• [TO BE DONE] Without skipping anything, write out each record below exactly.

*****

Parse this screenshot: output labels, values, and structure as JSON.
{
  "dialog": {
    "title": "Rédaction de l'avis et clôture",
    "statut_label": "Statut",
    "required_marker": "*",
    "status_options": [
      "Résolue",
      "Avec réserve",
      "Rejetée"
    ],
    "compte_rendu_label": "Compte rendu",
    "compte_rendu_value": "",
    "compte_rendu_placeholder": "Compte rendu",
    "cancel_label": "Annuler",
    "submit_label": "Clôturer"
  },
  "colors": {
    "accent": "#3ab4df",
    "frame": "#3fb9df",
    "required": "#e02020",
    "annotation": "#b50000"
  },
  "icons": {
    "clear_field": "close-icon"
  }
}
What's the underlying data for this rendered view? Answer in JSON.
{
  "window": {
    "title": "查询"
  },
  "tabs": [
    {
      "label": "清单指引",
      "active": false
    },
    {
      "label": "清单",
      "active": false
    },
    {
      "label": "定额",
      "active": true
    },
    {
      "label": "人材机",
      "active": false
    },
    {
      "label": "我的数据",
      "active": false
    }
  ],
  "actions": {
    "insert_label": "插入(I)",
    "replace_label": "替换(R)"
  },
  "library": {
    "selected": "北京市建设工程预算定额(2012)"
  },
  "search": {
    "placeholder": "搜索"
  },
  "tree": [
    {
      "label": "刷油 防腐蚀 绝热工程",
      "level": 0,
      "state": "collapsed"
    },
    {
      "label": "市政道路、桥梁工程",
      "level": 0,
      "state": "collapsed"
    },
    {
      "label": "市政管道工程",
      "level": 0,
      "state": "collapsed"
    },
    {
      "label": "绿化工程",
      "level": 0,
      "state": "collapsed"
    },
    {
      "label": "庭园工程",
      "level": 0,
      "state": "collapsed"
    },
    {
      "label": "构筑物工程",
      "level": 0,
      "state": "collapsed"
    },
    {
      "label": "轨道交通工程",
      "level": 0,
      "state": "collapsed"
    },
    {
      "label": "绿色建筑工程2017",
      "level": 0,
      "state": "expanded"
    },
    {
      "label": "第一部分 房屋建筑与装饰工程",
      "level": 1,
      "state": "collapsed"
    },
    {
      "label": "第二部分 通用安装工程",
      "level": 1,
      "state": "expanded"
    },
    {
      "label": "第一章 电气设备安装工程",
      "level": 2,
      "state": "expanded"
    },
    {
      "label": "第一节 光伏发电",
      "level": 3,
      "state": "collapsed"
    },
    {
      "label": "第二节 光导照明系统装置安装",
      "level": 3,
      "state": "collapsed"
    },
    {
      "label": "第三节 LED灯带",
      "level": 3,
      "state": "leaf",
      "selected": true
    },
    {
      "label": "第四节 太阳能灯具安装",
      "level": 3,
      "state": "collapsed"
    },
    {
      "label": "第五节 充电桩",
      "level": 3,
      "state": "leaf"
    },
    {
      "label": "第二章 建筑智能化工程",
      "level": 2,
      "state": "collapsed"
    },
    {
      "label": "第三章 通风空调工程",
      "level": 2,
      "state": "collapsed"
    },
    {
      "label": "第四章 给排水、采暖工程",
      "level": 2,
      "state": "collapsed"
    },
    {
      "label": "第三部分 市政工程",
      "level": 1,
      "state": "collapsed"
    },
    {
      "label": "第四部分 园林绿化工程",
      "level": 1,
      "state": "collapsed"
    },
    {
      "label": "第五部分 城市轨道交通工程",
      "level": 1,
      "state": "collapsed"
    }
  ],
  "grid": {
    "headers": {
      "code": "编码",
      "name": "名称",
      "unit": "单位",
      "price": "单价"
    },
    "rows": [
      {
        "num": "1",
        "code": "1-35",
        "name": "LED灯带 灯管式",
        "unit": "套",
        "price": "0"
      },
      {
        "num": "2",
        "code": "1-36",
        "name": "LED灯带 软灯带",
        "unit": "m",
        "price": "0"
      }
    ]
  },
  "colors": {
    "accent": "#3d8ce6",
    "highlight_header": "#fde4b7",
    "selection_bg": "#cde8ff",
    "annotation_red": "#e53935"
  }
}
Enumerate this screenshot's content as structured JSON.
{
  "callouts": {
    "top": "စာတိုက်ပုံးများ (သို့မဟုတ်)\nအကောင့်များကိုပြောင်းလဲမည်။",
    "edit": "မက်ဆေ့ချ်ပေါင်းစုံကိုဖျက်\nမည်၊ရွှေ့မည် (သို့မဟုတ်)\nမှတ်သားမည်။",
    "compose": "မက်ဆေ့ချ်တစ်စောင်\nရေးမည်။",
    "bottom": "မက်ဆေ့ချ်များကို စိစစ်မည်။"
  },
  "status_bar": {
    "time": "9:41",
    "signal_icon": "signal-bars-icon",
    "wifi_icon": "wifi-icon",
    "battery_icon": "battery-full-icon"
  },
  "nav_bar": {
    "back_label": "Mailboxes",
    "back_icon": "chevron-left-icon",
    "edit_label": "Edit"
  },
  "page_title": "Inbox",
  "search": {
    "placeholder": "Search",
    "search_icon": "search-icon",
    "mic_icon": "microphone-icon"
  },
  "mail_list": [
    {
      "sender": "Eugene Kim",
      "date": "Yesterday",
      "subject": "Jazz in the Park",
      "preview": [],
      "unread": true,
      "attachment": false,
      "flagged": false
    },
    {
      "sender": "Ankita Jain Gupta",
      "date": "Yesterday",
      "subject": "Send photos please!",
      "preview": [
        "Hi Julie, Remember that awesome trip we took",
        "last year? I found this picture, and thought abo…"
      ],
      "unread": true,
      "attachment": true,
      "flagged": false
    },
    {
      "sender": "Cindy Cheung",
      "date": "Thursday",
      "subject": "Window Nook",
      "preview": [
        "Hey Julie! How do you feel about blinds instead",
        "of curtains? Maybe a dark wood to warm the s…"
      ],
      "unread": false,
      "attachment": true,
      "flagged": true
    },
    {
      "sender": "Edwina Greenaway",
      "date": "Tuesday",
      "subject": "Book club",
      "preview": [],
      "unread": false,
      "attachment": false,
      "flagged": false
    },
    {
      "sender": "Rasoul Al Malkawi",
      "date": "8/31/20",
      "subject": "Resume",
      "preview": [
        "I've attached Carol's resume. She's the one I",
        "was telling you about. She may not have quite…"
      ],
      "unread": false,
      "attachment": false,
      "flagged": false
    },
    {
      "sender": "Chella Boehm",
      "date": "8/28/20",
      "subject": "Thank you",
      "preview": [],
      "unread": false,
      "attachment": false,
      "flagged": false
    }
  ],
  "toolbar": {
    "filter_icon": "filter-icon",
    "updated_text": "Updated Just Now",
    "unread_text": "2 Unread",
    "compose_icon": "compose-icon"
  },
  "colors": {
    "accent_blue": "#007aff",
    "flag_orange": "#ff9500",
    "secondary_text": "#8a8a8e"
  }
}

*****

• [FINAL RESULT]
Parse this screenshot: output labels, values, and structure as JSON.
{
  "dialog": {
    "title": "Rédaction de l'avis et clôture",
    "statut_label": "Statut",
    "required_marker": "*",
    "status_options": [
      "Résolue",
      "Avec réserve",
      "Rejetée"
    ],
    "compte_rendu_label": "Compte rendu",
    "compte_rendu_value": "",
    "compte_rendu_placeholder": "Compte rendu",
    "cancel_label": "Annuler",
    "submit_label": "Clôturer"
  },
  "colors": {
    "accent": "#3ab4df",
    "frame": "#3fb9df",
    "required": "#e02020",
    "annotation": "#b50000"
  },
  "icons": {
    "clear_field": "close-icon"
  }
}
What's the underlying data for this rendered view? Answer in JSON.
{
  "window": {
    "title": "查询"
  },
  "tabs": [
    {
      "label": "清单指引",
      "active": false
    },
    {
      "label": "清单",
      "active": false
    },
    {
      "label": "定额",
      "active": true
    },
    {
      "label": "人材机",
      "active": false
    },
    {
      "label": "我的数据",
      "active": false
    }
  ],
  "actions": {
    "insert_label": "插入(I)",
    "replace_label": "替换(R)"
  },
  "library": {
    "selected": "北京市建设工程预算定额(2012)"
  },
  "search": {
    "placeholder": "搜索"
  },
  "tree": [
    {
      "label": "刷油 防腐蚀 绝热工程",
      "level": 0,
      "state": "collapsed"
    },
    {
      "label": "市政道路、桥梁工程",
      "level": 0,
      "state": "collapsed"
    },
    {
      "label": "市政管道工程",
      "level": 0,
      "state": "collapsed"
    },
    {
      "label": "绿化工程",
      "level": 0,
      "state": "collapsed"
    },
    {
      "label": "庭园工程",
      "level": 0,
      "state": "collapsed"
    },
    {
      "label": "构筑物工程",
      "level": 0,
      "state": "collapsed"
    },
    {
      "label": "轨道交通工程",
      "level": 0,
      "state": "collapsed"
    },
    {
      "label": "绿色建筑工程2017",
      "level": 0,
      "state": "expanded"
    },
    {
      "label": "第一部分 房屋建筑与装饰工程",
      "level": 1,
      "state": "collapsed"
    },
    {
      "label": "第二部分 通用安装工程",
      "level": 1,
      "state": "expanded"
    },
    {
      "label": "第一章 电气设备安装工程",
      "level": 2,
      "state": "expanded"
    },
    {
      "label": "第一节 光伏发电",
      "level": 3,
      "state": "collapsed"
    },
    {
      "label": "第二节 光导照明系统装置安装",
      "level": 3,
      "state": "collapsed"
    },
    {
      "label": "第三节 LED灯带",
      "level": 3,
      "state": "leaf",
      "selected": true
    },
    {
      "label": "第四节 太阳能灯具安装",
      "level": 3,
      "state": "collapsed"
    },
    {
      "label": "第五节 充电桩",
      "level": 3,
      "state": "leaf"
    },
    {
      "label": "第二章 建筑智能化工程",
      "level": 2,
      "state": "collapsed"
    },
    {
      "label": "第三章 通风空调工程",
      "level": 2,
      "state": "collapsed"
    },
    {
      "label": "第四章 给排水、采暖工程",
      "level": 2,
      "state": "collapsed"
    },
    {
      "label": "第三部分 市政工程",
      "level": 1,
      "state": "collapsed"
    },
    {
      "label": "第四部分 园林绿化工程",
      "level": 1,
      "state": "collapsed"
    },
    {
      "label": "第五部分 城市轨道交通工程",
      "level": 1,
      "state": "collapsed"
    }
  ],
  "grid": {
    "headers": {
      "code": "编码",
      "name": "名称",
      "unit": "单位",
      "price": "单价"
    },
    "rows": [
      {
        "num": "1",
        "code": "1-35",
        "name": "LED灯带 灯管式",
        "unit": "套",
        "price": "0"
      },
      {
        "num": "2",
        "code": "1-36",
        "name": "LED灯带 软灯带",
        "unit": "m",
        "price": "0"
      }
    ]
  },
  "colors": {
    "accent": "#3d8ce6",
    "highlight_header": "#fde4b7",
    "selection_bg": "#cde8ff",
    "annotation_red": "#e53935"
  }
}
Enumerate this screenshot's content as structured JSON.
{
  "callouts": {
    "top": "စာတိုက်ပုံးများ (သို့မဟုတ်)\nအကောင့်များကိုပြောင်းလဲမည်။",
    "edit": "မက်ဆေ့ချ်ပေါင်းစုံကိုဖျက်\nမည်၊ရွှေ့မည် (သို့မဟုတ်)\nမှတ်သားမည်။",
    "compose": "မက်ဆေ့ချ်တစ်စောင်\nရေးမည်။",
    "bottom": "မက်ဆေ့ချ်များကို စိစစ်မည်။"
  },
  "status_bar": {
    "time": "9:41",
    "signal_icon": "signal-bars-icon",
    "wifi_icon": "wifi-icon",
    "battery_icon": "battery-full-icon"
  },
  "nav_bar": {
    "back_label": "Mailboxes",
    "back_icon": "chevron-left-icon",
    "edit_label": "Edit"
  },
  "page_title": "Inbox",
  "search": {
    "placeholder": "Search",
    "search_icon": "search-icon",
    "mic_icon": "microphone-icon"
  },
  "mail_list": [
    {
      "sender": "Eugene Kim",
      "date": "Yesterday",
      "subject": "Jazz in the Park",
      "preview": [],
      "unread": true,
      "attachment": false,
      "flagged": false
    },
    {
      "sender": "Ankita Jain Gupta",
      "date": "Yesterday",
      "subject": "Send photos please!",
      "preview": [
        "Hi Julie, Remember that awesome trip we took",
        "last year? I found this picture, and thought abo…"
      ],
      "unread": true,
      "attachment": true,
      "flagged": false
    },
    {
      "sender": "Cindy Cheung",
      "date": "Thursday",
      "subject": "Window Nook",
      "preview": [
        "Hey Julie! How do you feel about blinds instead",
        "of curtains? Maybe a dark wood to warm the s…"
      ],
      "unread": false,
      "attachment": true,
      "flagged": true
    },
    {
      "sender": "Edwina Greenaway",
      "date": "Tuesday",
      "subject": "Book club",
      "preview": [],
      "unread": false,
      "attachment": false,
      "flagged": false
    },
    {
      "sender": "Rasoul Al Malkawi",
      "date": "8/31/20",
      "subject": "Resume",
      "preview": [
        "I've attached Carol's resume. She's the one I",
        "was telling you about. She may not have quite…"
      ],
      "unread": false,
      "attachment": false,
      "flagged": false
    },
    {
      "sender": "Chella Boehm",
      "date": "8/28/20",
      "subject": "Thank you",
      "preview": [],
      "unread": false,
      "attachment": false,
      "flagged": false
    }
  ],
  "toolbar": {
    "filter_icon": "filter-icon",
    "updated_text": "Updated Just Now",
    "unread_text": "2 Unread",
    "compose_icon": "compose-icon"
  },
  "colors": {
    "accent_blue": "#007aff",
    "flag_orange": "#ff9500",
    "secondary_text": "#8a8a8e"
  }
}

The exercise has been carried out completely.